# [Exercise instructions]
Reproduce only this part of the listing: the line with "Type out the text in this image.", plus every line after it through the last.

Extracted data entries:
>>>

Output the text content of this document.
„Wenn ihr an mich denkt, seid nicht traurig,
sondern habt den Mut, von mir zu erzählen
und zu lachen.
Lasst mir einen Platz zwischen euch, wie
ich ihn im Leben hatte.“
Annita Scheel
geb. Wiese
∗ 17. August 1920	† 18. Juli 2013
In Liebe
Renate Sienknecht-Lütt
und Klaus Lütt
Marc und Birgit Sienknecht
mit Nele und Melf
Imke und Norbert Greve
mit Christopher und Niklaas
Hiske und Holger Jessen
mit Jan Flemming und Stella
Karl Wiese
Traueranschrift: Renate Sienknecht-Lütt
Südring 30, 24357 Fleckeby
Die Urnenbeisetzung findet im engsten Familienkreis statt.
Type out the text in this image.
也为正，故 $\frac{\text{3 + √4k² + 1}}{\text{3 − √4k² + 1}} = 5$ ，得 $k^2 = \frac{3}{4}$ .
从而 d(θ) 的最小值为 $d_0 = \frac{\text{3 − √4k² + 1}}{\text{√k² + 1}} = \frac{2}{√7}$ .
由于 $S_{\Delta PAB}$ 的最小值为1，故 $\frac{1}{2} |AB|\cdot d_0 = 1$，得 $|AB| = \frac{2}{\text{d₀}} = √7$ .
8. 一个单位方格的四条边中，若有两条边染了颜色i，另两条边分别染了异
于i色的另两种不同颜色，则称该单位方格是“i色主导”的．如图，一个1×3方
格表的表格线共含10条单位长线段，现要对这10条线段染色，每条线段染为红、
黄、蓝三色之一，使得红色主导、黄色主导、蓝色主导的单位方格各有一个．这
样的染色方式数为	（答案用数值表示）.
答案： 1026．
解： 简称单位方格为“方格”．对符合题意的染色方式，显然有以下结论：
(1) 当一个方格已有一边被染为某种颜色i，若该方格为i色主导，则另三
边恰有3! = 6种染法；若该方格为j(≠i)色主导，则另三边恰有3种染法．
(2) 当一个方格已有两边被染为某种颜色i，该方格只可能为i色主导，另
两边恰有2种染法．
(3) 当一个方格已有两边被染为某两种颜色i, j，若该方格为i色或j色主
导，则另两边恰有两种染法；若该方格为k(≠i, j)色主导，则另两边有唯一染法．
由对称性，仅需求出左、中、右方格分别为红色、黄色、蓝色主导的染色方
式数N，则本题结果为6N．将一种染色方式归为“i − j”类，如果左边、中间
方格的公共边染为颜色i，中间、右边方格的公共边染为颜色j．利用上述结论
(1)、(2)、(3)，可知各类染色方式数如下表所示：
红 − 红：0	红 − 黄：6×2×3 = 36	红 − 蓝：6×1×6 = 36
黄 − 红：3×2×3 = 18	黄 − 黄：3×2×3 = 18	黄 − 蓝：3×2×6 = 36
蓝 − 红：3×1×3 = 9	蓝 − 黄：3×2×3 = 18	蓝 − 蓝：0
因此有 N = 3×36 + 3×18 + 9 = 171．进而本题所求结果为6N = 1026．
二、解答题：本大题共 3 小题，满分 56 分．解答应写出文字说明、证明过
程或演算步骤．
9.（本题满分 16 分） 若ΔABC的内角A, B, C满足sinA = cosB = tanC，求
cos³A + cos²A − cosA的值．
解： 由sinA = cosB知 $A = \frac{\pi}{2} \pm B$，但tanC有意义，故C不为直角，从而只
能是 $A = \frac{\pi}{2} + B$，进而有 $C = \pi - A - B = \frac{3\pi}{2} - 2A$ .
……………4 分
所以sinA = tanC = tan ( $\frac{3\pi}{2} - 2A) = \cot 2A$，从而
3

<<<

# [Result]
Type out the text in this image.
也为正，故 $\frac{\text{3 + √4k² + 1}}{\text{3 − √4k² + 1}} = 5$ ，得 $k^2 = \frac{3}{4}$ .
从而 d(θ) 的最小值为 $d_0 = \frac{\text{3 − √4k² + 1}}{\text{√k² + 1}} = \frac{2}{√7}$ .
由于 $S_{\Delta PAB}$ 的最小值为1，故 $\frac{1}{2} |AB|\cdot d_0 = 1$，得 $|AB| = \frac{2}{\text{d₀}} = √7$ .
8. 一个单位方格的四条边中，若有两条边染了颜色i，另两条边分别染了异
于i色的另两种不同颜色，则称该单位方格是“i色主导”的．如图，一个1×3方
格表的表格线共含10条单位长线段，现要对这10条线段染色，每条线段染为红、
黄、蓝三色之一，使得红色主导、黄色主导、蓝色主导的单位方格各有一个．这
样的染色方式数为	（答案用数值表示）.
答案： 1026．
解： 简称单位方格为“方格”．对符合题意的染色方式，显然有以下结论：
(1) 当一个方格已有一边被染为某种颜色i，若该方格为i色主导，则另三
边恰有3! = 6种染法；若该方格为j(≠i)色主导，则另三边恰有3种染法．
(2) 当一个方格已有两边被染为某种颜色i，该方格只可能为i色主导，另
两边恰有2种染法．
(3) 当一个方格已有两边被染为某两种颜色i, j，若该方格为i色或j色主
导，则另两边恰有两种染法；若该方格为k(≠i, j)色主导，则另两边有唯一染法．
由对称性，仅需求出左、中、右方格分别为红色、黄色、蓝色主导的染色方
式数N，则本题结果为6N．将一种染色方式归为“i − j”类，如果左边、中间
方格的公共边染为颜色i，中间、右边方格的公共边染为颜色j．利用上述结论
(1)、(2)、(3)，可知各类染色方式数如下表所示：
红 − 红：0	红 − 黄：6×2×3 = 36	红 − 蓝：6×1×6 = 36
黄 − 红：3×2×3 = 18	黄 − 黄：3×2×3 = 18	黄 − 蓝：3×2×6 = 36
蓝 − 红：3×1×3 = 9	蓝 − 黄：3×2×3 = 18	蓝 − 蓝：0
因此有 N = 3×36 + 3×18 + 9 = 171．进而本题所求结果为6N = 1026．
二、解答题：本大题共 3 小题，满分 56 分．解答应写出文字说明、证明过
程或演算步骤．
9.（本题满分 16 分） 若ΔABC的内角A, B, C满足sinA = cosB = tanC，求
cos³A + cos²A − cosA的值．
解： 由sinA = cosB知 $A = \frac{\pi}{2} \pm B$，但tanC有意义，故C不为直角，从而只
能是 $A = \frac{\pi}{2} + B$，进而有 $C = \pi - A - B = \frac{3\pi}{2} - 2A$ .
……………4 分
所以sinA = tanC = tan ( $\frac{3\pi}{2} - 2A) = \cot 2A$，从而
3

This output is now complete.